═════ Data entries ═════
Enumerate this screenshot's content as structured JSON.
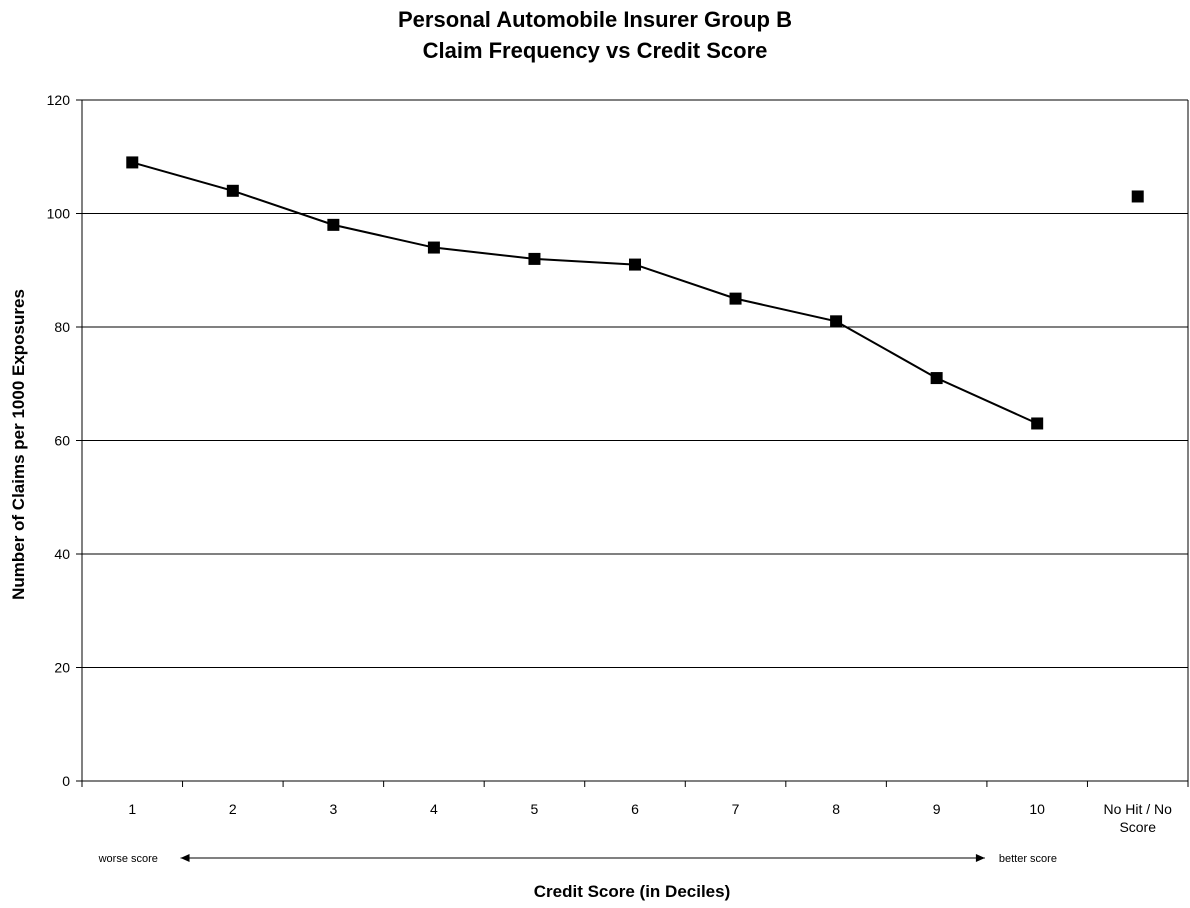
{
  "chart_data": {
    "type": "line",
    "title": "Personal Automobile Insurer Group B",
    "subtitle": "Claim Frequency vs Credit Score",
    "xlabel": "Credit Score (in Deciles)",
    "ylabel": "Number of Claims per 1000 Exposures",
    "categories": [
      "1",
      "2",
      "3",
      "4",
      "5",
      "6",
      "7",
      "8",
      "9",
      "10",
      "No Hit / No Score"
    ],
    "category_label_lines": [
      [
        "1"
      ],
      [
        "2"
      ],
      [
        "3"
      ],
      [
        "4"
      ],
      [
        "5"
      ],
      [
        "6"
      ],
      [
        "7"
      ],
      [
        "8"
      ],
      [
        "9"
      ],
      [
        "10"
      ],
      [
        "No Hit / No",
        "Score"
      ]
    ],
    "series": [
      {
        "values": [
          109,
          104,
          98,
          94,
          92,
          91,
          85,
          81,
          71,
          63,
          null
        ]
      },
      {
        "values": [
          null,
          null,
          null,
          null,
          null,
          null,
          null,
          null,
          null,
          null,
          103
        ]
      }
    ],
    "ylim": [
      0,
      120
    ],
    "yticks": [
      0,
      20,
      40,
      60,
      80,
      100,
      120
    ],
    "grid": "horizontal",
    "legend": "none",
    "annotations": {
      "left": "worse score",
      "right": "better score"
    },
    "colors": {
      "line": "#000000",
      "marker": "#000000",
      "grid": "#000000"
    }
  }
}
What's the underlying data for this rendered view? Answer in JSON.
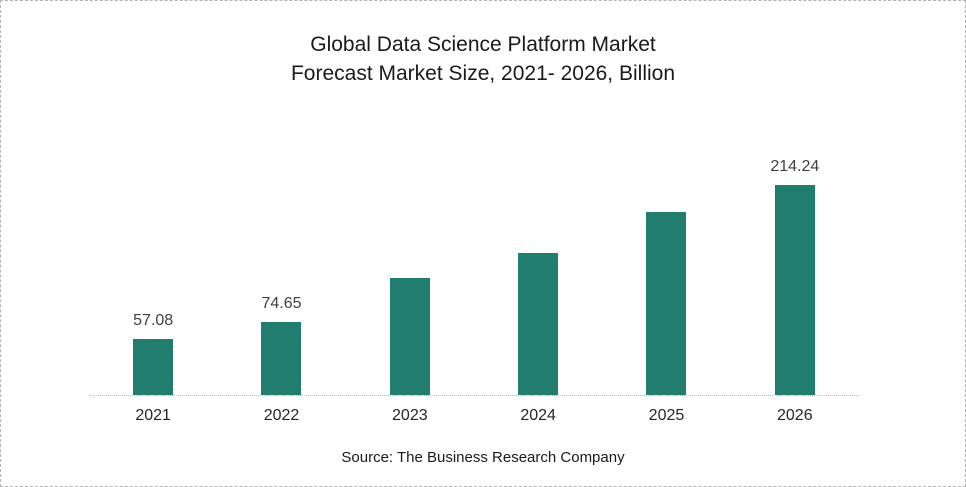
{
  "title": {
    "line1": "Global Data Science Platform Market",
    "line2": "Forecast Market Size, 2021- 2026, Billion"
  },
  "source": "Source: The Business Research Company",
  "colors": {
    "bar": "#217d6d",
    "axis": "#bdbdbd",
    "value_label": "#404040",
    "title_text": "#1a1a1a",
    "frame_border": "#b3b3b3"
  },
  "chart_data": {
    "type": "bar",
    "title": "Global Data Science Platform Market Forecast Market Size, 2021- 2026, Billion",
    "categories": [
      "2021",
      "2022",
      "2023",
      "2024",
      "2025",
      "2026"
    ],
    "values": [
      57.08,
      74.65,
      119,
      144.5,
      187,
      214.24
    ],
    "data_labels": [
      "57.08",
      "74.65",
      "",
      "",
      "",
      "214.24"
    ],
    "labeled_values_note": "only 2021, 2022 and 2026 bars carry visible data labels; middle values estimated from bar heights",
    "xlabel": "",
    "ylabel": "",
    "unit": "Billion",
    "ylim": [
      0,
      300
    ],
    "grid": false,
    "legend": false,
    "y_axis_visible": false,
    "x_axis_visible": true,
    "source_caption": "Source: The Business Research Company"
  }
}
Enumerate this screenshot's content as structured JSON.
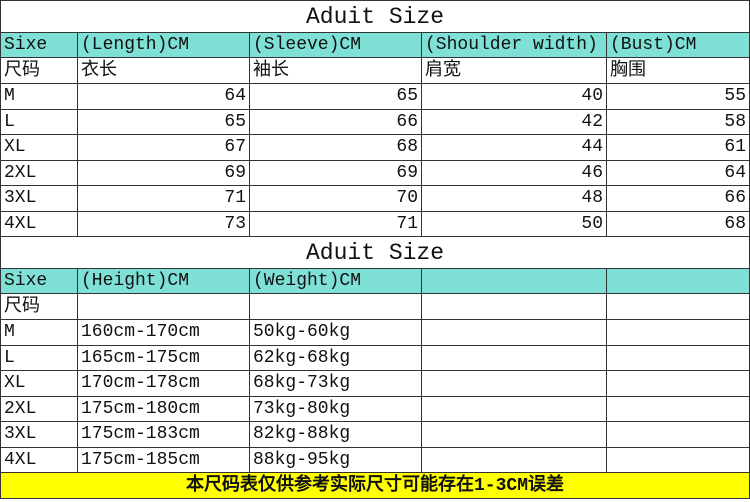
{
  "colors": {
    "header_bg": "#7fe0d6",
    "footer_bg": "#ffff00"
  },
  "table1": {
    "title": "Aduit Size",
    "headers": [
      "Sixe",
      "(Length)CM",
      "(Sleeve)CM",
      "(Shoulder width)",
      "(Bust)CM"
    ],
    "headers_cn": [
      "尺码",
      "衣长",
      "袖长",
      "肩宽",
      "胸围"
    ],
    "rows": [
      [
        "M",
        "64",
        "65",
        "40",
        "55"
      ],
      [
        "L",
        "65",
        "66",
        "42",
        "58"
      ],
      [
        "XL",
        "67",
        "68",
        "44",
        "61"
      ],
      [
        "2XL",
        "69",
        "69",
        "46",
        "64"
      ],
      [
        "3XL",
        "71",
        "70",
        "48",
        "66"
      ],
      [
        "4XL",
        "73",
        "71",
        "50",
        "68"
      ]
    ]
  },
  "table2": {
    "title": "Aduit Size",
    "headers": [
      "Sixe",
      "(Height)CM",
      "(Weight)CM",
      "",
      ""
    ],
    "headers_cn": [
      "尺码",
      "",
      "",
      "",
      ""
    ],
    "rows": [
      [
        "M",
        "160cm-170cm",
        "50kg-60kg",
        "",
        ""
      ],
      [
        "L",
        "165cm-175cm",
        "62kg-68kg",
        "",
        ""
      ],
      [
        "XL",
        "170cm-178cm",
        "68kg-73kg",
        "",
        ""
      ],
      [
        "2XL",
        "175cm-180cm",
        "73kg-80kg",
        "",
        ""
      ],
      [
        "3XL",
        "175cm-183cm",
        "82kg-88kg",
        "",
        ""
      ],
      [
        "4XL",
        "175cm-185cm",
        "88kg-95kg",
        "",
        ""
      ]
    ]
  },
  "footer": "本尺码表仅供参考实际尺寸可能存在1-3CM误差"
}
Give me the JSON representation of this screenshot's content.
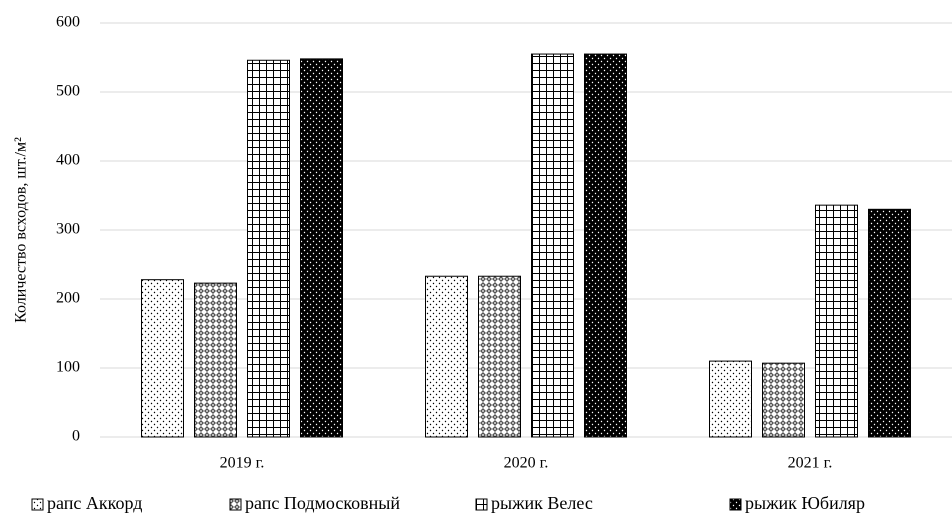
═════
» **Task directions**
Reproduce all of the data exactly, omitting each picture it holds.

» **Full output**
Enumerate this screenshot's content as structured JSON.
{
  "chart_data": {
    "type": "line",
    "title": "Personal Automobile Insurer Group B",
    "subtitle": "Claim Frequency vs Credit Score",
    "xlabel": "Credit Score (in Deciles)",
    "ylabel": "Number of Claims per 1000 Exposures",
    "categories": [
      "1",
      "2",
      "3",
      "4",
      "5",
      "6",
      "7",
      "8",
      "9",
      "10",
      "No Hit / No Score"
    ],
    "category_label_lines": [
      [
        "1"
      ],
      [
        "2"
      ],
      [
        "3"
      ],
      [
        "4"
      ],
      [
        "5"
      ],
      [
        "6"
      ],
      [
        "7"
      ],
      [
        "8"
      ],
      [
        "9"
      ],
      [
        "10"
      ],
      [
        "No Hit / No",
        "Score"
      ]
    ],
    "series": [
      {
        "values": [
          109,
          104,
          98,
          94,
          92,
          91,
          85,
          81,
          71,
          63,
          null
        ]
      },
      {
        "values": [
          null,
          null,
          null,
          null,
          null,
          null,
          null,
          null,
          null,
          null,
          103
        ]
      }
    ],
    "ylim": [
      0,
      120
    ],
    "yticks": [
      0,
      20,
      40,
      60,
      80,
      100,
      120
    ],
    "grid": "horizontal",
    "legend": "none",
    "annotations": {
      "left": "worse score",
      "right": "better score"
    },
    "colors": {
      "line": "#000000",
      "marker": "#000000",
      "grid": "#000000"
    }
  }
}
What's the underlying data for this rendered view? Answer in JSON.
{
  "title": {
    "line1": "Global Data Science Platform Market",
    "line2": "Forecast Market Size, 2021- 2026, Billion"
  },
  "source": "Source: The Business Research Company",
  "colors": {
    "bar": "#217d6d",
    "axis": "#bdbdbd",
    "value_label": "#404040",
    "title_text": "#1a1a1a",
    "frame_border": "#b3b3b3"
  },
  "chart_data": {
    "type": "bar",
    "title": "Global Data Science Platform Market Forecast Market Size, 2021- 2026, Billion",
    "categories": [
      "2021",
      "2022",
      "2023",
      "2024",
      "2025",
      "2026"
    ],
    "values": [
      57.08,
      74.65,
      119,
      144.5,
      187,
      214.24
    ],
    "data_labels": [
      "57.08",
      "74.65",
      "",
      "",
      "",
      "214.24"
    ],
    "labeled_values_note": "only 2021, 2022 and 2026 bars carry visible data labels; middle values estimated from bar heights",
    "xlabel": "",
    "ylabel": "",
    "unit": "Billion",
    "ylim": [
      0,
      300
    ],
    "grid": false,
    "legend": false,
    "y_axis_visible": false,
    "x_axis_visible": true,
    "source_caption": "Source: The Business Research Company"
  }
}
Enumerate this screenshot's content as structured JSON.
{
  "colors": {
    "header_bg": "#7fe0d6",
    "footer_bg": "#ffff00"
  },
  "table1": {
    "title": "Aduit Size",
    "headers": [
      "Sixe",
      "(Length)CM",
      "(Sleeve)CM",
      "(Shoulder width)",
      "(Bust)CM"
    ],
    "headers_cn": [
      "尺码",
      "衣长",
      "袖长",
      "肩宽",
      "胸围"
    ],
    "rows": [
      [
        "M",
        "64",
        "65",
        "40",
        "55"
      ],
      [
        "L",
        "65",
        "66",
        "42",
        "58"
      ],
      [
        "XL",
        "67",
        "68",
        "44",
        "61"
      ],
      [
        "2XL",
        "69",
        "69",
        "46",
        "64"
      ],
      [
        "3XL",
        "71",
        "70",
        "48",
        "66"
      ],
      [
        "4XL",
        "73",
        "71",
        "50",
        "68"
      ]
    ]
  },
  "table2": {
    "title": "Aduit Size",
    "headers": [
      "Sixe",
      "(Height)CM",
      "(Weight)CM",
      "",
      ""
    ],
    "headers_cn": [
      "尺码",
      "",
      "",
      "",
      ""
    ],
    "rows": [
      [
        "M",
        "160cm-170cm",
        "50kg-60kg",
        "",
        ""
      ],
      [
        "L",
        "165cm-175cm",
        "62kg-68kg",
        "",
        ""
      ],
      [
        "XL",
        "170cm-178cm",
        "68kg-73kg",
        "",
        ""
      ],
      [
        "2XL",
        "175cm-180cm",
        "73kg-80kg",
        "",
        ""
      ],
      [
        "3XL",
        "175cm-183cm",
        "82kg-88kg",
        "",
        ""
      ],
      [
        "4XL",
        "175cm-185cm",
        "88kg-95kg",
        "",
        ""
      ]
    ]
  },
  "footer": "本尺码表仅供参考实际尺寸可能存在1-3CM误差"
}
Give me the JSON representation of this screenshot's content.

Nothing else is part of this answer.